start
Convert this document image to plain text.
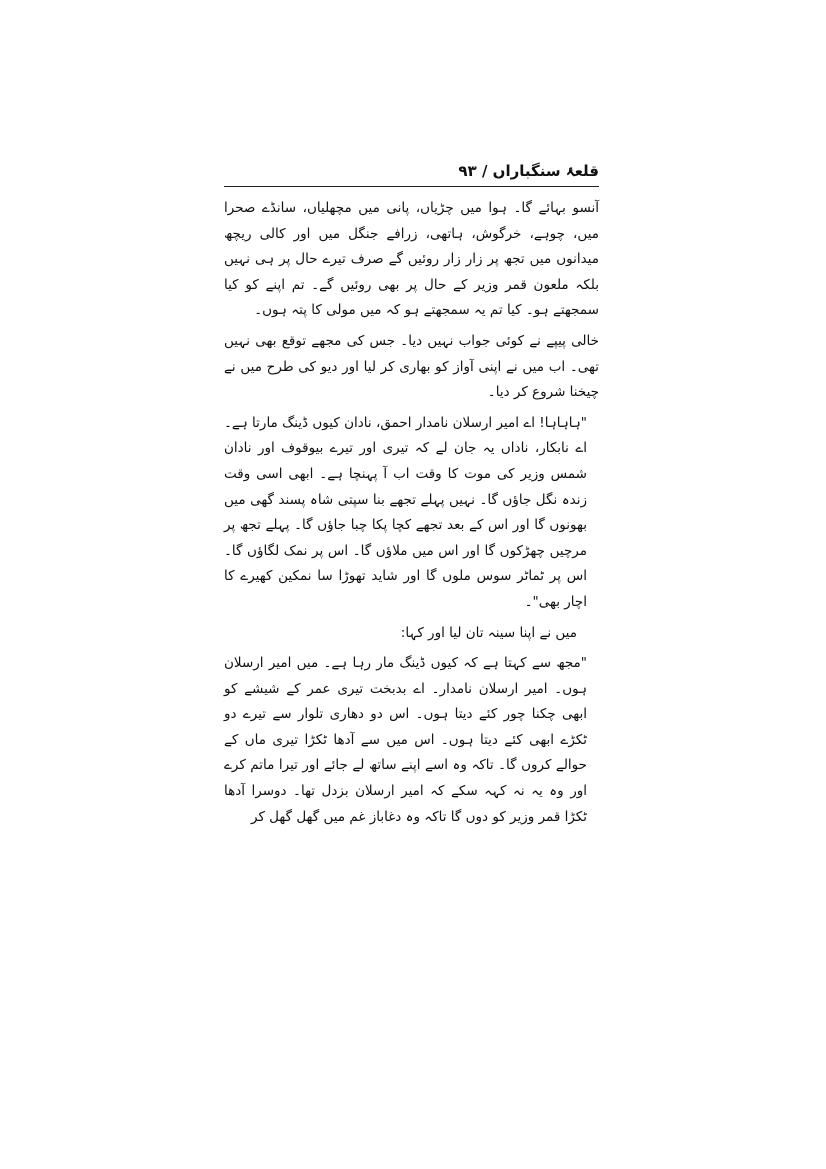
قلعۂ سنگباراں / ۹۳

آنسو بہائے گا۔ ہوا میں چڑیاں، پانی میں مچھلیاں، سانڈے صحرا میں، چوہے، خرگوش، ہاتھی، زرافے جنگل میں اور کالی ریچھ میدانوں میں تجھ پر زار زار روئیں گے صرف تیرے حال پر ہی نہیں بلکہ ملعون قمر وزیر کے حال پر بھی روئیں گے۔ تم اپنے کو کیا سمجھتے ہو۔ کیا تم یہ سمجھتے ہو کہ میں مولی کا پتہ ہوں۔

خالی پیپے نے کوئی جواب نہیں دیا۔ جس کی مجھے توقع بھی نہیں تھی۔ اب میں نے اپنی آواز کو بھاری کر لیا اور دیو کی طرح میں نے چیخنا شروع کر دیا۔

"ہاہاہا! اے امیر ارسلان نامدار احمق، نادان کیوں ڈینگ مارتا ہے۔ اے نابکار، ناداں یہ جان لے کہ تیری اور تیرے بیوقوف اور نادان شمس وزیر کی موت کا وقت اب آ پہنچا ہے۔ ابھی اسی وقت زندہ نگل جاؤں گا۔ نہیں پہلے تجھے بنا سپتی شاہ پسند گھی میں بھونوں گا اور اس کے بعد تجھے کچا پکا چبا جاؤں گا۔ پہلے تجھ پر مرچیں چھڑکوں گا اور اس میں ملاؤں گا۔ اس پر نمک لگاؤں گا۔ اس پر ٹماٹر سوس ملوں گا اور شاید تھوڑا سا نمکین کھیرے کا اچار بھی"۔

میں نے اپنا سینہ تان لیا اور کہا:

"مجھ سے کہتا ہے کہ کیوں ڈینگ مار رہا ہے۔ میں امیر ارسلان ہوں۔ امیر ارسلان نامدار۔ اے بدبخت تیری عمر کے شیشے کو ابھی چکنا چور کئے دیتا ہوں۔ اس دو دھاری تلوار سے تیرے دو ٹکڑے ابھی کئے دیتا ہوں۔ اس میں سے آدھا ٹکڑا تیری ماں کے حوالے کروں گا۔ تاکہ وہ اسے اپنے ساتھ لے جائے اور تیرا ماتم کرے اور وہ یہ نہ کہہ سکے کہ امیر ارسلان بزدل تھا۔ دوسرا آدھا ٹکڑا قمر وزیر کو دوں گا تاکہ وہ دغاباز غم میں گھل گھل کر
end
— Given task —
Copy the material shown above in full and exactly. Skip the pictures.

— Task response —
Convert this document image to plain text.
قلعۂ سنگباراں / ۹۳

آنسو بہائے گا۔ ہوا میں چڑیاں، پانی میں مچھلیاں، سانڈے صحرا میں، چوہے، خرگوش، ہاتھی، زرافے جنگل میں اور کالی ریچھ میدانوں میں تجھ پر زار زار روئیں گے صرف تیرے حال پر ہی نہیں بلکہ ملعون قمر وزیر کے حال پر بھی روئیں گے۔ تم اپنے کو کیا سمجھتے ہو۔ کیا تم یہ سمجھتے ہو کہ میں مولی کا پتہ ہوں۔

خالی پیپے نے کوئی جواب نہیں دیا۔ جس کی مجھے توقع بھی نہیں تھی۔ اب میں نے اپنی آواز کو بھاری کر لیا اور دیو کی طرح میں نے چیخنا شروع کر دیا۔

"ہاہاہا! اے امیر ارسلان نامدار احمق، نادان کیوں ڈینگ مارتا ہے۔ اے نابکار، ناداں یہ جان لے کہ تیری اور تیرے بیوقوف اور نادان شمس وزیر کی موت کا وقت اب آ پہنچا ہے۔ ابھی اسی وقت زندہ نگل جاؤں گا۔ نہیں پہلے تجھے بنا سپتی شاہ پسند گھی میں بھونوں گا اور اس کے بعد تجھے کچا پکا چبا جاؤں گا۔ پہلے تجھ پر مرچیں چھڑکوں گا اور اس میں ملاؤں گا۔ اس پر نمک لگاؤں گا۔ اس پر ٹماٹر سوس ملوں گا اور شاید تھوڑا سا نمکین کھیرے کا اچار بھی"۔

میں نے اپنا سینہ تان لیا اور کہا:

"مجھ سے کہتا ہے کہ کیوں ڈینگ مار رہا ہے۔ میں امیر ارسلان ہوں۔ امیر ارسلان نامدار۔ اے بدبخت تیری عمر کے شیشے کو ابھی چکنا چور کئے دیتا ہوں۔ اس دو دھاری تلوار سے تیرے دو ٹکڑے ابھی کئے دیتا ہوں۔ اس میں سے آدھا ٹکڑا تیری ماں کے حوالے کروں گا۔ تاکہ وہ اسے اپنے ساتھ لے جائے اور تیرا ماتم کرے اور وہ یہ نہ کہہ سکے کہ امیر ارسلان بزدل تھا۔ دوسرا آدھا ٹکڑا قمر وزیر کو دوں گا تاکہ وہ دغاباز غم میں گھل گھل کر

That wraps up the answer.